___ Exercise input ___
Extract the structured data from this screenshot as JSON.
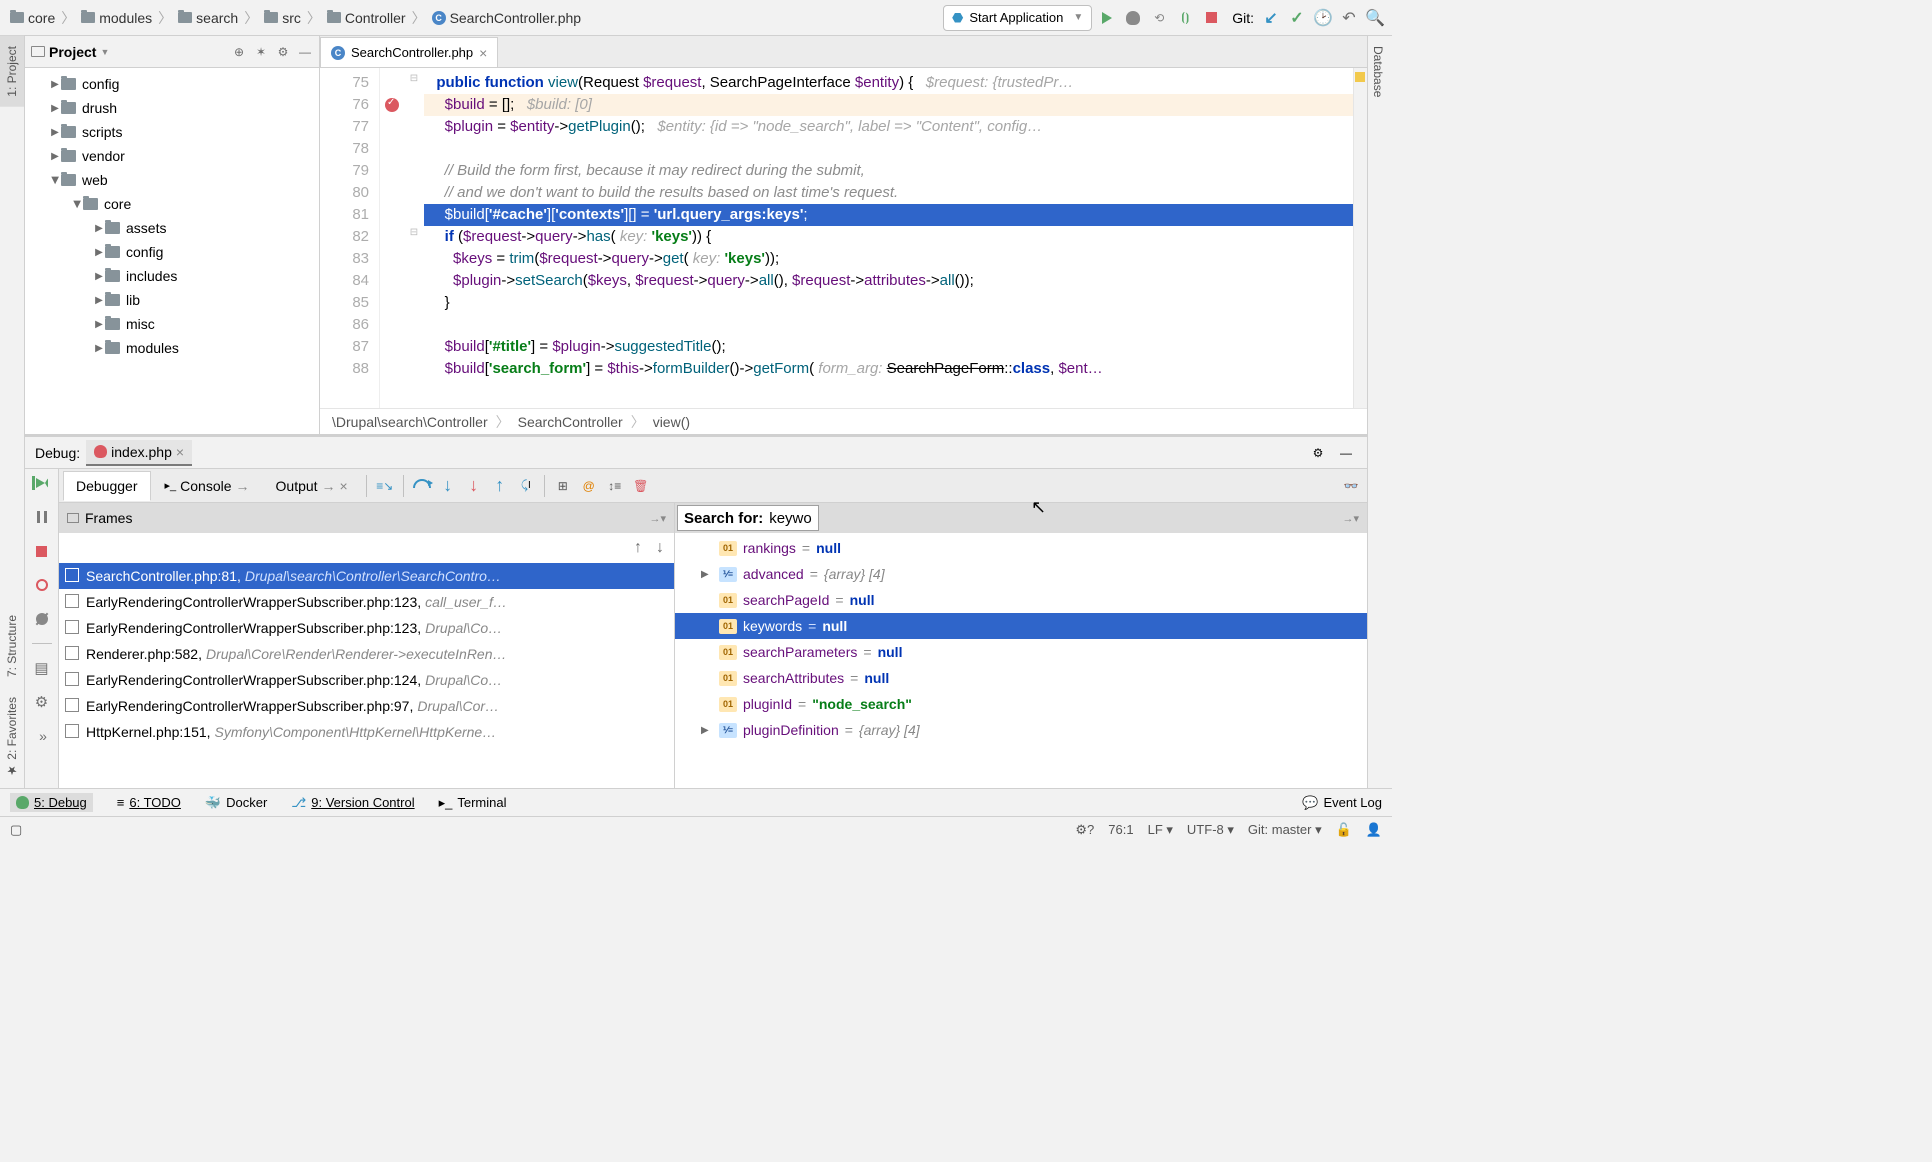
{
  "breadcrumb": [
    "core",
    "modules",
    "search",
    "src",
    "Controller",
    "SearchController.php"
  ],
  "runConfig": "Start Application",
  "gitLabel": "Git:",
  "leftRail": {
    "project": "1: Project",
    "structure": "7: Structure",
    "favorites": "2: Favorites"
  },
  "rightRail": {
    "database": "Database"
  },
  "projectPanel": {
    "title": "Project",
    "tree": [
      {
        "name": "config",
        "depth": 0,
        "open": false
      },
      {
        "name": "drush",
        "depth": 0,
        "open": false
      },
      {
        "name": "scripts",
        "depth": 0,
        "open": false
      },
      {
        "name": "vendor",
        "depth": 0,
        "open": false
      },
      {
        "name": "web",
        "depth": 0,
        "open": true
      },
      {
        "name": "core",
        "depth": 1,
        "open": true
      },
      {
        "name": "assets",
        "depth": 2,
        "open": false
      },
      {
        "name": "config",
        "depth": 2,
        "open": false
      },
      {
        "name": "includes",
        "depth": 2,
        "open": false
      },
      {
        "name": "lib",
        "depth": 2,
        "open": false
      },
      {
        "name": "misc",
        "depth": 2,
        "open": false
      },
      {
        "name": "modules",
        "depth": 2,
        "open": false
      }
    ]
  },
  "editorTab": {
    "name": "SearchController.php"
  },
  "code": {
    "start": 75,
    "lines": [
      {
        "n": 75,
        "html": "  <span class='kw'>public</span> <span class='kw'>function</span> <span class='fn'>view</span>(Request <span class='var'>$request</span>, SearchPageInterface <span class='var'>$entity</span>) {   <span class='hint'>$request: {trustedPr…</span>"
      },
      {
        "n": 76,
        "cls": "hl-band",
        "bp": true,
        "html": "    <span class='var'>$build</span> = [];   <span class='hint'>$build: [0]</span>"
      },
      {
        "n": 77,
        "html": "    <span class='var'>$plugin</span> = <span class='var'>$entity</span>-><span class='fn'>getPlugin</span>();   <span class='hint'>$entity: {id =&gt; \"node_search\", label =&gt; \"Content\", config…</span>"
      },
      {
        "n": 78,
        "html": ""
      },
      {
        "n": 79,
        "html": "    <span class='cmt'>// Build the form first, because it may redirect during the submit,</span>"
      },
      {
        "n": 80,
        "html": "    <span class='cmt'>// and we don't want to build the results based on last time's request.</span>"
      },
      {
        "n": 81,
        "cls": "hl-line",
        "html": "    <span class='var'>$build</span>[<span class='str'>'#cache'</span>][<span class='str'>'contexts'</span>][] = <span class='str'>'url.query_args:keys'</span>;"
      },
      {
        "n": 82,
        "html": "    <span class='kw'>if</span> (<span class='var'>$request</span>-><span class='var'>query</span>-><span class='fn'>has</span>( <span class='hint'>key:</span> <span class='str'>'keys'</span>)) {"
      },
      {
        "n": 83,
        "html": "      <span class='var'>$keys</span> = <span class='fn'>trim</span>(<span class='var'>$request</span>-><span class='var'>query</span>-><span class='fn'>get</span>( <span class='hint'>key:</span> <span class='str'>'keys'</span>));"
      },
      {
        "n": 84,
        "html": "      <span class='var'>$plugin</span>-><span class='fn'>setSearch</span>(<span class='var'>$keys</span>, <span class='var'>$request</span>-><span class='var'>query</span>-><span class='fn'>all</span>(), <span class='var'>$request</span>-><span class='var'>attributes</span>-><span class='fn'>all</span>());"
      },
      {
        "n": 85,
        "html": "    }"
      },
      {
        "n": 86,
        "html": ""
      },
      {
        "n": 87,
        "html": "    <span class='var'>$build</span>[<span class='str'>'#title'</span>] = <span class='var'>$plugin</span>-><span class='fn'>suggestedTitle</span>();"
      },
      {
        "n": 88,
        "html": "    <span class='var'>$build</span>[<span class='str'>'search_form'</span>] = <span class='var'>$this</span>-><span class='fn'>formBuilder</span>()-><span class='fn'>getForm</span>( <span class='hint'>form_arg:</span> <span class='strike'>SearchPageForm</span>::<span class='kw'>class</span>, <span class='var'>$ent…</span>"
      }
    ]
  },
  "navCrumb": [
    "\\Drupal\\search\\Controller",
    "SearchController",
    "view()"
  ],
  "debug": {
    "label": "Debug:",
    "config": "index.php",
    "tabs": {
      "debugger": "Debugger",
      "console": "Console",
      "output": "Output"
    },
    "framesLabel": "Frames",
    "frames": [
      {
        "file": "SearchController.php:81,",
        "ctx": "Drupal\\search\\Controller\\SearchContro…",
        "sel": true
      },
      {
        "file": "EarlyRenderingControllerWrapperSubscriber.php:123,",
        "ctx": "call_user_f…"
      },
      {
        "file": "EarlyRenderingControllerWrapperSubscriber.php:123,",
        "ctx": "Drupal\\Co…"
      },
      {
        "file": "Renderer.php:582,",
        "ctx": "Drupal\\Core\\Render\\Renderer->executeInRen…"
      },
      {
        "file": "EarlyRenderingControllerWrapperSubscriber.php:124,",
        "ctx": "Drupal\\Co…"
      },
      {
        "file": "EarlyRenderingControllerWrapperSubscriber.php:97,",
        "ctx": "Drupal\\Cor…"
      },
      {
        "file": "HttpKernel.php:151,",
        "ctx": "Symfony\\Component\\HttpKernel\\HttpKerne…"
      }
    ],
    "search": {
      "label": "Search for:",
      "value": "keywo"
    },
    "vars": [
      {
        "name": "rankings",
        "op": "=",
        "val": "null",
        "type": "null",
        "badge": "prim",
        "indent": 1
      },
      {
        "name": "advanced",
        "op": "=",
        "val": "{array} [4]",
        "type": "arr",
        "badge": "arr",
        "indent": 1,
        "exp": true
      },
      {
        "name": "searchPageId",
        "op": "=",
        "val": "null",
        "type": "null",
        "badge": "prim",
        "indent": 1
      },
      {
        "name": "keywords",
        "op": "=",
        "val": "null",
        "type": "null",
        "badge": "prim",
        "indent": 1,
        "sel": true
      },
      {
        "name": "searchParameters",
        "op": "=",
        "val": "null",
        "type": "null",
        "badge": "prim",
        "indent": 1
      },
      {
        "name": "searchAttributes",
        "op": "=",
        "val": "null",
        "type": "null",
        "badge": "prim",
        "indent": 1
      },
      {
        "name": "pluginId",
        "op": "=",
        "val": "\"node_search\"",
        "type": "str",
        "badge": "prim",
        "indent": 1
      },
      {
        "name": "pluginDefinition",
        "op": "=",
        "val": "{array} [4]",
        "type": "arr",
        "badge": "arr",
        "indent": 1,
        "exp": true
      }
    ]
  },
  "toolStrip": {
    "debug": "5: Debug",
    "todo": "6: TODO",
    "docker": "Docker",
    "vcs": "9: Version Control",
    "terminal": "Terminal",
    "eventLog": "Event Log"
  },
  "status": {
    "pos": "76:1",
    "lf": "LF",
    "enc": "UTF-8",
    "branch": "Git: master"
  }
}
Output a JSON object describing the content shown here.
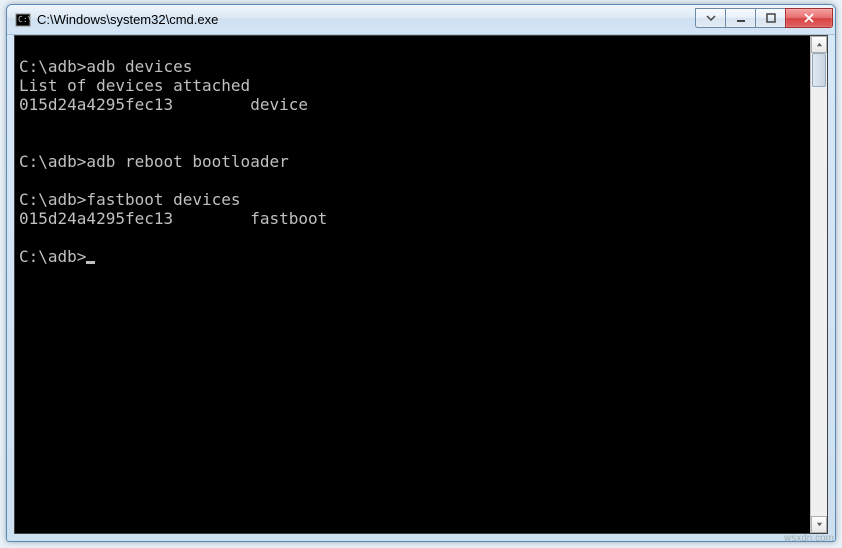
{
  "window": {
    "title": "C:\\Windows\\system32\\cmd.exe"
  },
  "console": {
    "lines": [
      "",
      "C:\\adb>adb devices",
      "List of devices attached",
      "015d24a4295fec13        device",
      "",
      "",
      "C:\\adb>adb reboot bootloader",
      "",
      "C:\\adb>fastboot devices",
      "015d24a4295fec13        fastboot",
      "",
      "C:\\adb>"
    ]
  },
  "watermark": "wsxdn.com"
}
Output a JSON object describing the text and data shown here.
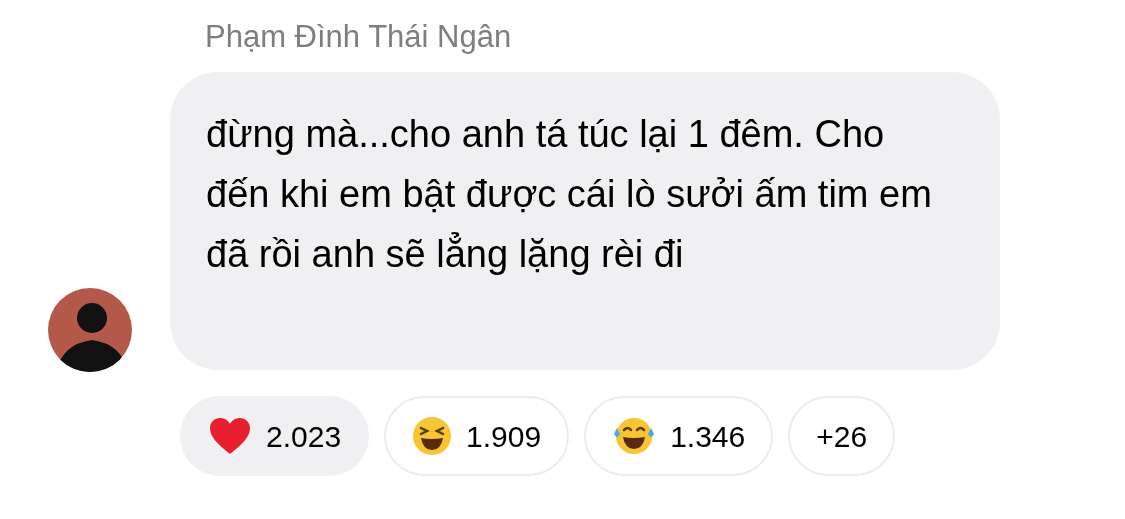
{
  "message": {
    "sender": "Phạm Đình Thái Ngân",
    "text": "đừng mà...cho anh tá túc lại 1 đêm. Cho đến khi em bật được cái lò sưởi ấm tim em đã rồi anh sẽ lẳng lặng rèi đi"
  },
  "reactions": [
    {
      "kind": "heart",
      "count": "2.023",
      "selected": true
    },
    {
      "kind": "laughing",
      "count": "1.909",
      "selected": false
    },
    {
      "kind": "tears-of-joy",
      "count": "1.346",
      "selected": false
    },
    {
      "kind": "more",
      "count": "+26",
      "selected": false
    }
  ]
}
___
**What is asked:**
Begin with the line that contains "Output a JSON object describing the content" and copy every line through the end of the listing, exactly as written, both ends included. Pictures are not part of the copy.

**Answer to this exercise:**
Output a JSON object describing the content shown here.
{
  "window": {
    "title": "C:\\Windows\\system32\\cmd.exe"
  },
  "console": {
    "lines": [
      "",
      "C:\\adb>adb devices",
      "List of devices attached",
      "015d24a4295fec13        device",
      "",
      "",
      "C:\\adb>adb reboot bootloader",
      "",
      "C:\\adb>fastboot devices",
      "015d24a4295fec13        fastboot",
      "",
      "C:\\adb>"
    ]
  },
  "watermark": "wsxdn.com"
}
Output a JSON object describing the text and data shown here.
{
  "message": {
    "sender": "Phạm Đình Thái Ngân",
    "text": "đừng mà...cho anh tá túc lại 1 đêm. Cho đến khi em bật được cái lò sưởi ấm tim em đã rồi anh sẽ lẳng lặng rèi đi"
  },
  "reactions": [
    {
      "kind": "heart",
      "count": "2.023",
      "selected": true
    },
    {
      "kind": "laughing",
      "count": "1.909",
      "selected": false
    },
    {
      "kind": "tears-of-joy",
      "count": "1.346",
      "selected": false
    },
    {
      "kind": "more",
      "count": "+26",
      "selected": false
    }
  ]
}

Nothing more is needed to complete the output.